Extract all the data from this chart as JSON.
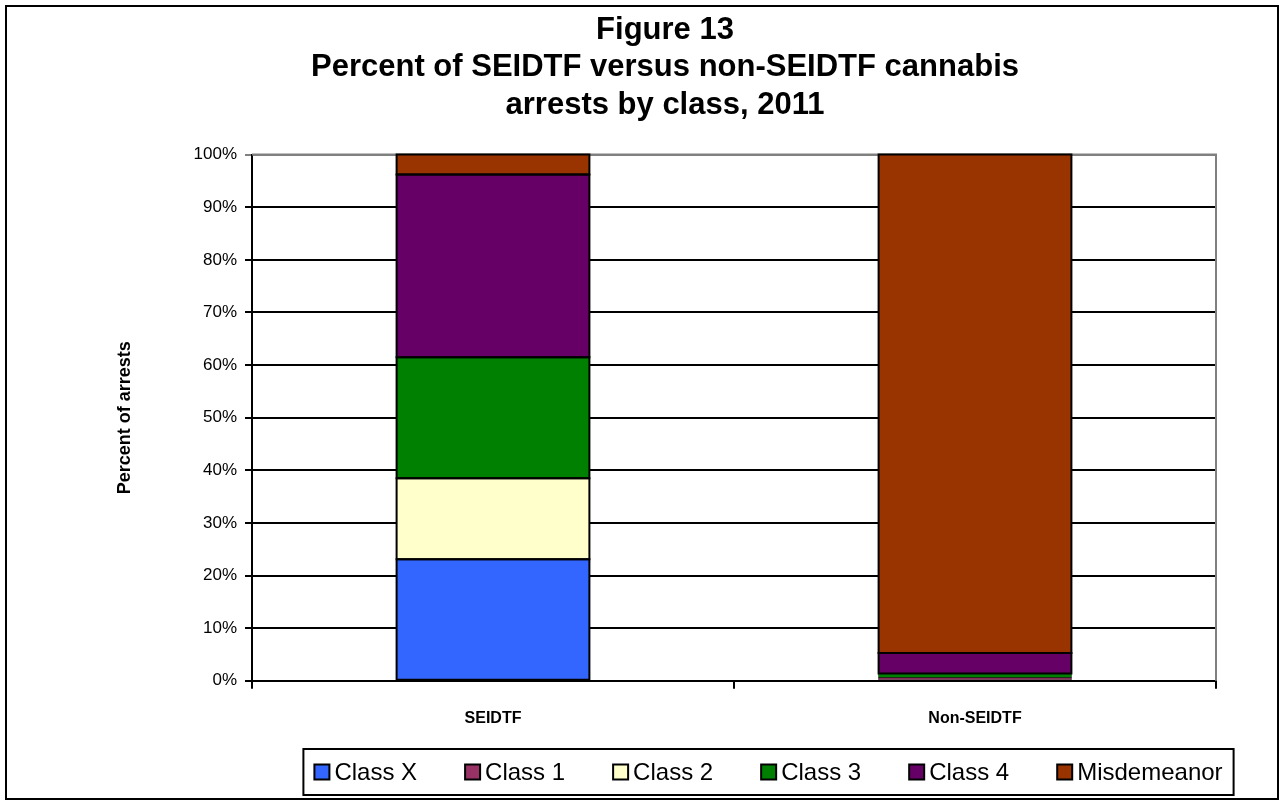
{
  "chart_data": {
    "type": "bar",
    "title": "Figure 13",
    "subtitle": "Percent of SEIDTF versus non-SEIDTF cannabis arrests by class, 2011",
    "ylabel": "Percent of arrests",
    "categories": [
      "SEIDTF",
      "Non-SEIDTF"
    ],
    "stacked": true,
    "series": [
      {
        "name": "Class X",
        "color": "#3366ff",
        "values": [
          23.1,
          0
        ]
      },
      {
        "name": "Class 1",
        "color": "#993366",
        "values": [
          0,
          0.6
        ]
      },
      {
        "name": "Class 2",
        "color": "#ffffcc",
        "values": [
          15.4,
          0
        ]
      },
      {
        "name": "Class 3",
        "color": "#008000",
        "values": [
          23.0,
          0.8
        ]
      },
      {
        "name": "Class 4",
        "color": "#660066",
        "values": [
          34.7,
          3.9
        ]
      },
      {
        "name": "Misdemeanor",
        "color": "#993300",
        "values": [
          3.8,
          94.7
        ]
      }
    ],
    "ylim": [
      0,
      100
    ],
    "yticks": [
      {
        "value": 0,
        "label": "0%"
      },
      {
        "value": 10,
        "label": "10%"
      },
      {
        "value": 20,
        "label": "20%"
      },
      {
        "value": 30,
        "label": "30%"
      },
      {
        "value": 40,
        "label": "40%"
      },
      {
        "value": 50,
        "label": "50%"
      },
      {
        "value": 60,
        "label": "60%"
      },
      {
        "value": 70,
        "label": "70%"
      },
      {
        "value": 80,
        "label": "80%"
      },
      {
        "value": 90,
        "label": "90%"
      },
      {
        "value": 100,
        "label": "100%"
      }
    ],
    "grid": "y",
    "legend": "bottom"
  }
}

-=-=-=-=-

→ Problem details: Reproduce every entry word for word, but omit the pictures.

→ Correct output:
Extract all the data from this chart as JSON.
{
  "chart_data": {
    "type": "bar",
    "title": "Figure 13",
    "subtitle": "Percent of SEIDTF versus non-SEIDTF cannabis arrests by class, 2011",
    "ylabel": "Percent of arrests",
    "categories": [
      "SEIDTF",
      "Non-SEIDTF"
    ],
    "stacked": true,
    "series": [
      {
        "name": "Class X",
        "color": "#3366ff",
        "values": [
          23.1,
          0
        ]
      },
      {
        "name": "Class 1",
        "color": "#993366",
        "values": [
          0,
          0.6
        ]
      },
      {
        "name": "Class 2",
        "color": "#ffffcc",
        "values": [
          15.4,
          0
        ]
      },
      {
        "name": "Class 3",
        "color": "#008000",
        "values": [
          23.0,
          0.8
        ]
      },
      {
        "name": "Class 4",
        "color": "#660066",
        "values": [
          34.7,
          3.9
        ]
      },
      {
        "name": "Misdemeanor",
        "color": "#993300",
        "values": [
          3.8,
          94.7
        ]
      }
    ],
    "ylim": [
      0,
      100
    ],
    "yticks": [
      {
        "value": 0,
        "label": "0%"
      },
      {
        "value": 10,
        "label": "10%"
      },
      {
        "value": 20,
        "label": "20%"
      },
      {
        "value": 30,
        "label": "30%"
      },
      {
        "value": 40,
        "label": "40%"
      },
      {
        "value": 50,
        "label": "50%"
      },
      {
        "value": 60,
        "label": "60%"
      },
      {
        "value": 70,
        "label": "70%"
      },
      {
        "value": 80,
        "label": "80%"
      },
      {
        "value": 90,
        "label": "90%"
      },
      {
        "value": 100,
        "label": "100%"
      }
    ],
    "grid": "y",
    "legend": "bottom"
  }
}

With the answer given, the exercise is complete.